Input records:
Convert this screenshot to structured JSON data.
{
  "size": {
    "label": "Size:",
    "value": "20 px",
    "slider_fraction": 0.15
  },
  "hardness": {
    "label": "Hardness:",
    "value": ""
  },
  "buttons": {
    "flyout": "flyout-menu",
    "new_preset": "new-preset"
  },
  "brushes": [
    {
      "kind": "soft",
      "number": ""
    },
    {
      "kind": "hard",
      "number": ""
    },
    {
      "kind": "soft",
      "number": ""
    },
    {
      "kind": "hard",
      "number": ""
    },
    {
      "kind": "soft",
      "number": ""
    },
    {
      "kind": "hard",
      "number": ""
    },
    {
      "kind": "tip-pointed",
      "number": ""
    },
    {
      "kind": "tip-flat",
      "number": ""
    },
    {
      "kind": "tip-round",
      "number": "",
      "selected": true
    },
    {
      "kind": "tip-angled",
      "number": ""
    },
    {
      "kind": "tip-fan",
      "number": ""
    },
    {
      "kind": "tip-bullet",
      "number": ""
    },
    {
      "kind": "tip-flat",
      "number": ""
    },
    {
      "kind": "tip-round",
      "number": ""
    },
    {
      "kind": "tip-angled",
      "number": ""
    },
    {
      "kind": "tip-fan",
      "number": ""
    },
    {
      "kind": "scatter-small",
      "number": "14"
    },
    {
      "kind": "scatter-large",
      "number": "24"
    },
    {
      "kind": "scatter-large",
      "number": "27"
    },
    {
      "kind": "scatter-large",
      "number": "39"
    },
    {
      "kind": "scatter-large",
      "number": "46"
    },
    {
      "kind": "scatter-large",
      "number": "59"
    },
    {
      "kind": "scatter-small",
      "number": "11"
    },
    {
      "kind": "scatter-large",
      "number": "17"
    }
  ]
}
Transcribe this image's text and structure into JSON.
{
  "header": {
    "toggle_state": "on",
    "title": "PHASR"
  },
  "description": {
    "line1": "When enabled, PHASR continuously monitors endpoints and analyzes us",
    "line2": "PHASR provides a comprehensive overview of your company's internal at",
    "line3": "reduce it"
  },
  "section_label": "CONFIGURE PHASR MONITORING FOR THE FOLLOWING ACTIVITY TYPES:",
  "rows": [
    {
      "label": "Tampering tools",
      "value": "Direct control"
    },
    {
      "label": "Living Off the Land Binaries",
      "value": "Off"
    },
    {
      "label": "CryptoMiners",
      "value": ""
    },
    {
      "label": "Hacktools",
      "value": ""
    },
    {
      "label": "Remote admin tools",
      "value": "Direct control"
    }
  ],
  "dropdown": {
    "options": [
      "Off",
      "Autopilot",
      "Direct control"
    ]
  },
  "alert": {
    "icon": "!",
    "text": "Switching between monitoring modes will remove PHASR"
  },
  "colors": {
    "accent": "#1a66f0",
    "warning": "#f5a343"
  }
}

Written task: Repeat the data exactly. Leave nothing out.

Result:
Convert this screenshot to structured JSON data.
{
  "size": {
    "label": "Size:",
    "value": "20 px",
    "slider_fraction": 0.15
  },
  "hardness": {
    "label": "Hardness:",
    "value": ""
  },
  "buttons": {
    "flyout": "flyout-menu",
    "new_preset": "new-preset"
  },
  "brushes": [
    {
      "kind": "soft",
      "number": ""
    },
    {
      "kind": "hard",
      "number": ""
    },
    {
      "kind": "soft",
      "number": ""
    },
    {
      "kind": "hard",
      "number": ""
    },
    {
      "kind": "soft",
      "number": ""
    },
    {
      "kind": "hard",
      "number": ""
    },
    {
      "kind": "tip-pointed",
      "number": ""
    },
    {
      "kind": "tip-flat",
      "number": ""
    },
    {
      "kind": "tip-round",
      "number": "",
      "selected": true
    },
    {
      "kind": "tip-angled",
      "number": ""
    },
    {
      "kind": "tip-fan",
      "number": ""
    },
    {
      "kind": "tip-bullet",
      "number": ""
    },
    {
      "kind": "tip-flat",
      "number": ""
    },
    {
      "kind": "tip-round",
      "number": ""
    },
    {
      "kind": "tip-angled",
      "number": ""
    },
    {
      "kind": "tip-fan",
      "number": ""
    },
    {
      "kind": "scatter-small",
      "number": "14"
    },
    {
      "kind": "scatter-large",
      "number": "24"
    },
    {
      "kind": "scatter-large",
      "number": "27"
    },
    {
      "kind": "scatter-large",
      "number": "39"
    },
    {
      "kind": "scatter-large",
      "number": "46"
    },
    {
      "kind": "scatter-large",
      "number": "59"
    },
    {
      "kind": "scatter-small",
      "number": "11"
    },
    {
      "kind": "scatter-large",
      "number": "17"
    }
  ]
}
Transcribe this image's text and structure into JSON.
{
  "header": {
    "toggle_state": "on",
    "title": "PHASR"
  },
  "description": {
    "line1": "When enabled, PHASR continuously monitors endpoints and analyzes us",
    "line2": "PHASR provides a comprehensive overview of your company's internal at",
    "line3": "reduce it"
  },
  "section_label": "CONFIGURE PHASR MONITORING FOR THE FOLLOWING ACTIVITY TYPES:",
  "rows": [
    {
      "label": "Tampering tools",
      "value": "Direct control"
    },
    {
      "label": "Living Off the Land Binaries",
      "value": "Off"
    },
    {
      "label": "CryptoMiners",
      "value": ""
    },
    {
      "label": "Hacktools",
      "value": ""
    },
    {
      "label": "Remote admin tools",
      "value": "Direct control"
    }
  ],
  "dropdown": {
    "options": [
      "Off",
      "Autopilot",
      "Direct control"
    ]
  },
  "alert": {
    "icon": "!",
    "text": "Switching between monitoring modes will remove PHASR"
  },
  "colors": {
    "accent": "#1a66f0",
    "warning": "#f5a343"
  }
}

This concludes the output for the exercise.